(Figure contents as structured data)
########################################

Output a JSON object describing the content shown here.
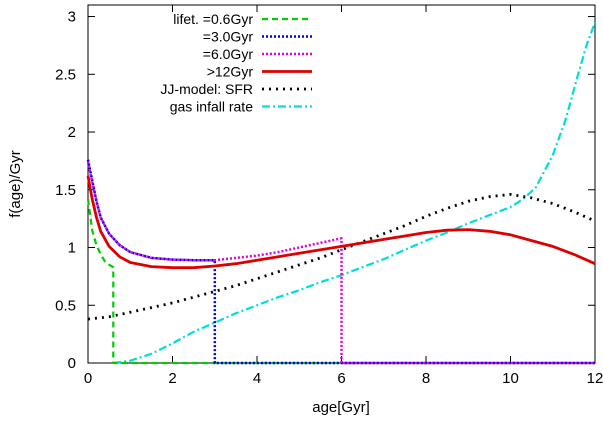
{
  "chart_data": {
    "type": "line",
    "xlabel": "age[Gyr]",
    "ylabel": "f(age)/Gyr",
    "xlim": [
      0,
      12
    ],
    "ylim": [
      0,
      3.1
    ],
    "x_ticks": [
      0,
      2,
      4,
      6,
      8,
      10,
      12
    ],
    "x_tick_labels": [
      "0",
      "2",
      "4",
      "6",
      "8",
      "10",
      "12"
    ],
    "y_ticks": [
      0,
      0.5,
      1,
      1.5,
      2,
      2.5,
      3
    ],
    "y_tick_labels": [
      "0",
      "0.5",
      "1",
      "1.5",
      "2",
      "2.5",
      "3"
    ],
    "grid": false,
    "legend_position": "top-left",
    "series": [
      {
        "name": "lifet. =0.6Gyr",
        "color": "#00cc00",
        "dash": "6,4",
        "width": 2.2,
        "points": [
          [
            0,
            1.42
          ],
          [
            0.1,
            1.15
          ],
          [
            0.2,
            1.02
          ],
          [
            0.3,
            0.94
          ],
          [
            0.4,
            0.88
          ],
          [
            0.5,
            0.85
          ],
          [
            0.6,
            0.83
          ],
          [
            0.6,
            0.0
          ],
          [
            12,
            0.0
          ]
        ]
      },
      {
        "name": "=3.0Gyr",
        "color": "#0000ee",
        "dash": "2,2",
        "width": 2.5,
        "points": [
          [
            0,
            1.76
          ],
          [
            0.1,
            1.58
          ],
          [
            0.2,
            1.4
          ],
          [
            0.3,
            1.26
          ],
          [
            0.5,
            1.12
          ],
          [
            0.75,
            1.02
          ],
          [
            1.0,
            0.96
          ],
          [
            1.5,
            0.91
          ],
          [
            2.0,
            0.895
          ],
          [
            2.5,
            0.89
          ],
          [
            3.0,
            0.89
          ],
          [
            3.0,
            0.0
          ],
          [
            12,
            0.0
          ]
        ]
      },
      {
        "name": "=6.0Gyr",
        "color": "#dd00dd",
        "dash": "2,2",
        "width": 2.5,
        "points": [
          [
            0,
            1.74
          ],
          [
            0.1,
            1.57
          ],
          [
            0.2,
            1.4
          ],
          [
            0.3,
            1.26
          ],
          [
            0.5,
            1.12
          ],
          [
            0.75,
            1.02
          ],
          [
            1.0,
            0.96
          ],
          [
            1.5,
            0.91
          ],
          [
            2.0,
            0.895
          ],
          [
            2.5,
            0.89
          ],
          [
            3.0,
            0.89
          ],
          [
            3.5,
            0.91
          ],
          [
            4.0,
            0.93
          ],
          [
            4.5,
            0.96
          ],
          [
            5.0,
            1.0
          ],
          [
            5.5,
            1.04
          ],
          [
            6.0,
            1.08
          ],
          [
            6.0,
            0.0
          ],
          [
            12,
            0.0
          ]
        ]
      },
      {
        "name": ">12Gyr",
        "color": "#dd0000",
        "dash": "",
        "width": 2.8,
        "points": [
          [
            0,
            1.62
          ],
          [
            0.1,
            1.42
          ],
          [
            0.2,
            1.26
          ],
          [
            0.3,
            1.14
          ],
          [
            0.5,
            1.01
          ],
          [
            0.75,
            0.92
          ],
          [
            1.0,
            0.87
          ],
          [
            1.5,
            0.835
          ],
          [
            2.0,
            0.825
          ],
          [
            2.5,
            0.825
          ],
          [
            3.0,
            0.84
          ],
          [
            3.5,
            0.86
          ],
          [
            4.0,
            0.89
          ],
          [
            5.0,
            0.95
          ],
          [
            6.0,
            1.01
          ],
          [
            7.0,
            1.07
          ],
          [
            7.5,
            1.1
          ],
          [
            8.0,
            1.13
          ],
          [
            8.5,
            1.15
          ],
          [
            9.0,
            1.155
          ],
          [
            9.5,
            1.14
          ],
          [
            10.0,
            1.11
          ],
          [
            10.5,
            1.06
          ],
          [
            11.0,
            1.01
          ],
          [
            11.5,
            0.94
          ],
          [
            12.0,
            0.86
          ]
        ]
      },
      {
        "name": "JJ-model: SFR",
        "color": "#000000",
        "dash": "2,5",
        "width": 2.8,
        "points": [
          [
            0,
            0.38
          ],
          [
            0.5,
            0.4
          ],
          [
            1,
            0.44
          ],
          [
            1.5,
            0.48
          ],
          [
            2,
            0.52
          ],
          [
            2.5,
            0.57
          ],
          [
            3,
            0.62
          ],
          [
            3.5,
            0.67
          ],
          [
            4,
            0.73
          ],
          [
            4.5,
            0.79
          ],
          [
            5,
            0.85
          ],
          [
            5.5,
            0.91
          ],
          [
            6,
            0.98
          ],
          [
            6.5,
            1.05
          ],
          [
            7,
            1.12
          ],
          [
            7.5,
            1.19
          ],
          [
            8,
            1.27
          ],
          [
            8.5,
            1.34
          ],
          [
            9,
            1.4
          ],
          [
            9.5,
            1.44
          ],
          [
            10,
            1.46
          ],
          [
            10.5,
            1.43
          ],
          [
            11,
            1.38
          ],
          [
            11.5,
            1.31
          ],
          [
            12,
            1.23
          ]
        ]
      },
      {
        "name": "gas infall rate",
        "color": "#00dddd",
        "dash": "8,3,2,3",
        "width": 2.2,
        "points": [
          [
            0.6,
            0.0
          ],
          [
            1.0,
            0.02
          ],
          [
            1.5,
            0.08
          ],
          [
            2.0,
            0.17
          ],
          [
            2.5,
            0.27
          ],
          [
            3.0,
            0.35
          ],
          [
            3.5,
            0.43
          ],
          [
            4.0,
            0.5
          ],
          [
            4.5,
            0.57
          ],
          [
            5.0,
            0.63
          ],
          [
            5.5,
            0.7
          ],
          [
            6.0,
            0.76
          ],
          [
            6.5,
            0.83
          ],
          [
            7.0,
            0.9
          ],
          [
            7.5,
            0.98
          ],
          [
            8.0,
            1.06
          ],
          [
            8.5,
            1.13
          ],
          [
            9.0,
            1.21
          ],
          [
            9.5,
            1.28
          ],
          [
            10.0,
            1.35
          ],
          [
            10.3,
            1.42
          ],
          [
            10.6,
            1.52
          ],
          [
            11.0,
            1.8
          ],
          [
            11.3,
            2.1
          ],
          [
            11.6,
            2.5
          ],
          [
            11.8,
            2.75
          ],
          [
            12.0,
            2.95
          ]
        ]
      }
    ]
  }
}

########################################

Your objective
Take every line from the data that contains the word "dash".

Full answer
        "dash": "6,4",
        "dash": "2,2",
        "dash": "2,2",
        "dash": "",
        "dash": "2,5",
        "dash": "8,3,2,3",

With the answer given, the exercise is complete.